What is expected: Of all the lines in this data, how many include "text"? Respond with the number only.

====

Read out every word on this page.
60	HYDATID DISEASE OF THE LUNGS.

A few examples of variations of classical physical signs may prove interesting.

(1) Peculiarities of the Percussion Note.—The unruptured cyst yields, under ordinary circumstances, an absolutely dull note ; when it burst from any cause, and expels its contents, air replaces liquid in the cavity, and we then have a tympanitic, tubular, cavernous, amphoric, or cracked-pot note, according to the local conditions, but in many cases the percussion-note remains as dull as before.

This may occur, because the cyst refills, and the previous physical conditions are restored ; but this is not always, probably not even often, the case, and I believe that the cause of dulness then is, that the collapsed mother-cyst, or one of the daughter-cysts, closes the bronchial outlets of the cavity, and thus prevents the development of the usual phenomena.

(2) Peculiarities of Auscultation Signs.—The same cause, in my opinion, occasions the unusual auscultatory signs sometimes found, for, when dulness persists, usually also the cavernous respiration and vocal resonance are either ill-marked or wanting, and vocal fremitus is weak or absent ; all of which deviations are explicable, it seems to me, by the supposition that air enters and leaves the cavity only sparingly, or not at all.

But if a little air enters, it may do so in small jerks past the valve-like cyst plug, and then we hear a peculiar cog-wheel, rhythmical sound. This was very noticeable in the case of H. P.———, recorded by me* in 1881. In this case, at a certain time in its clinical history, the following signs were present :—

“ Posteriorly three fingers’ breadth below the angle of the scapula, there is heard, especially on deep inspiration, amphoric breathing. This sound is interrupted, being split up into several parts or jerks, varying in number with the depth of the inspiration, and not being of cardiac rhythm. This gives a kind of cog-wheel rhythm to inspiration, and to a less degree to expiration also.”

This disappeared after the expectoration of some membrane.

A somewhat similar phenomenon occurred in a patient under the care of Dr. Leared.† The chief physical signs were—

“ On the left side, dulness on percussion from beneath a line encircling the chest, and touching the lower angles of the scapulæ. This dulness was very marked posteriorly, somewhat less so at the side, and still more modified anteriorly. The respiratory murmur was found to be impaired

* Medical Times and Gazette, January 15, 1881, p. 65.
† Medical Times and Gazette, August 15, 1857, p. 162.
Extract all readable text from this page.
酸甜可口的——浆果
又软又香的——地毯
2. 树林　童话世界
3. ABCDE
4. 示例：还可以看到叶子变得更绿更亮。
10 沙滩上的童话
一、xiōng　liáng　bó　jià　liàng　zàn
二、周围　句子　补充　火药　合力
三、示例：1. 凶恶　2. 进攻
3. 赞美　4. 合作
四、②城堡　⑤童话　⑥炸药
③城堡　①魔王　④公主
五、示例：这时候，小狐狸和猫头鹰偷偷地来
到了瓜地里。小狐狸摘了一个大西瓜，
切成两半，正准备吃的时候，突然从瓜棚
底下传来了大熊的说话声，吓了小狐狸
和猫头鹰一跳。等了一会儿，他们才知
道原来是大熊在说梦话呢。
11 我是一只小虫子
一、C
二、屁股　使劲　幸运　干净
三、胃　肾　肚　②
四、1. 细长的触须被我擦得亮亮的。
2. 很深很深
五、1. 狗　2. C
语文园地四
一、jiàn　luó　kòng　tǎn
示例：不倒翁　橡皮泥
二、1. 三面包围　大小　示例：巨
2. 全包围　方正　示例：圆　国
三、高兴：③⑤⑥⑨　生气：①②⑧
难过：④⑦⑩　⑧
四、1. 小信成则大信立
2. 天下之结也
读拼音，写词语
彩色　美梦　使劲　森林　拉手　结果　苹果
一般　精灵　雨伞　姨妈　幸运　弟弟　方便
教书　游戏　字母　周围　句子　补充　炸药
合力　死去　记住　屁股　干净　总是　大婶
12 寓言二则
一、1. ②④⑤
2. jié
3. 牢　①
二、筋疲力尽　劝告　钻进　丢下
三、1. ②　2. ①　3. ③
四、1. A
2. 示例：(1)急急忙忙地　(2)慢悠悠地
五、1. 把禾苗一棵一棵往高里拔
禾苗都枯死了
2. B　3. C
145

====

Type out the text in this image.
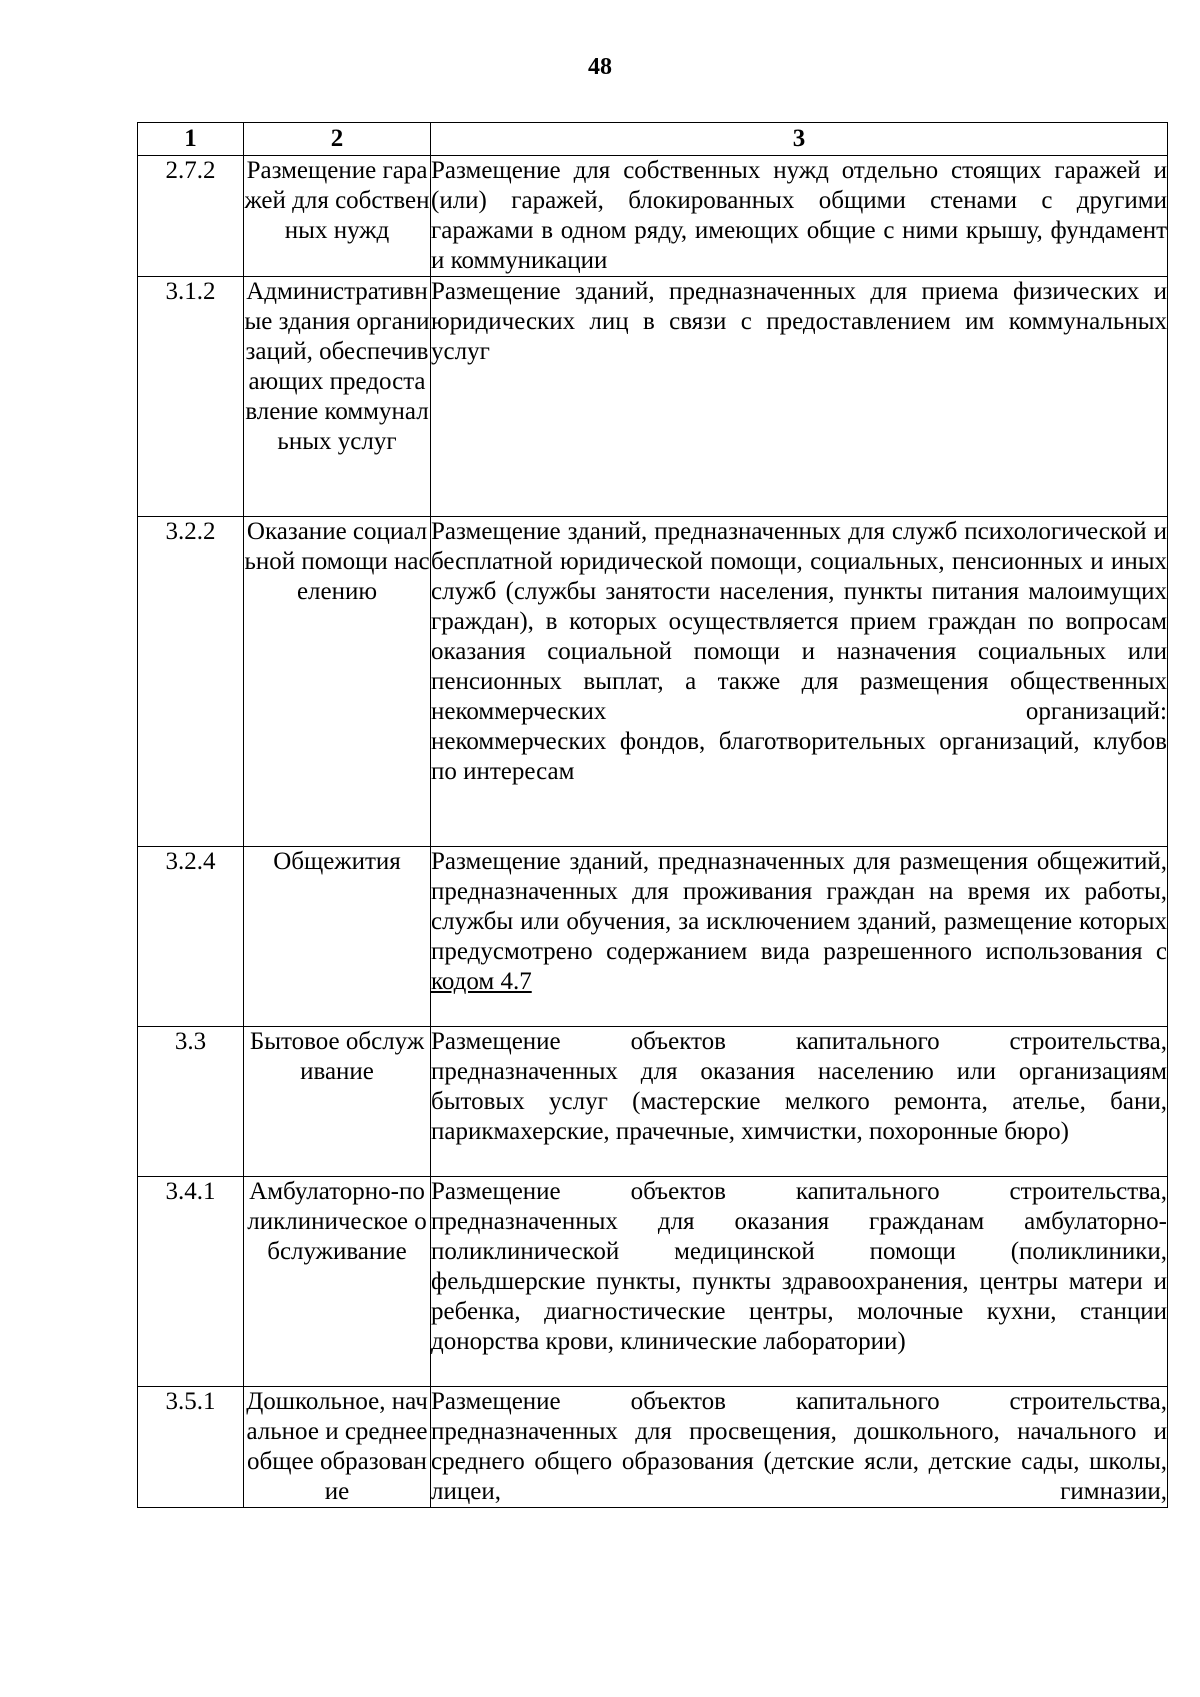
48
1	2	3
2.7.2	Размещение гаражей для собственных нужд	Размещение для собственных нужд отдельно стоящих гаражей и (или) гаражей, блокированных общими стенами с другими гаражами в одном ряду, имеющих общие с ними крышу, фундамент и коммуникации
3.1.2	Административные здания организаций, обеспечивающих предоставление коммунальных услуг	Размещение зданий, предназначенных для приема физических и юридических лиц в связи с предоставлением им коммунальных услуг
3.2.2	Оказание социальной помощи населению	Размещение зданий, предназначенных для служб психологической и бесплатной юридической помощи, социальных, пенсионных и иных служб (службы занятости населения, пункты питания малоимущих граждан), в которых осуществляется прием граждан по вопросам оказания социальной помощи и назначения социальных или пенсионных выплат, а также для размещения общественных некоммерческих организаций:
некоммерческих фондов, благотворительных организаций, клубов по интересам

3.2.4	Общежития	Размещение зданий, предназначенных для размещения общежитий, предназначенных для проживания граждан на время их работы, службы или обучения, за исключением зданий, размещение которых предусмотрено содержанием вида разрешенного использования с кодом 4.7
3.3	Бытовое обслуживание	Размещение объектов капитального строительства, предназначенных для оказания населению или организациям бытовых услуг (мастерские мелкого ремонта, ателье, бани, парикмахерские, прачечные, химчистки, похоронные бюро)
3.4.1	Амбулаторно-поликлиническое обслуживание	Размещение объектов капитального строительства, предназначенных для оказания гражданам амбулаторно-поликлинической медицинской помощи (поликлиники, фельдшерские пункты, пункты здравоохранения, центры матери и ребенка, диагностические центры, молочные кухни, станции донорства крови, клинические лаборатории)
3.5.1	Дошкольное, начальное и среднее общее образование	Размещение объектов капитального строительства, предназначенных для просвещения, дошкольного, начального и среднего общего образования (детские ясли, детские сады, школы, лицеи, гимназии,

====

Task result: 2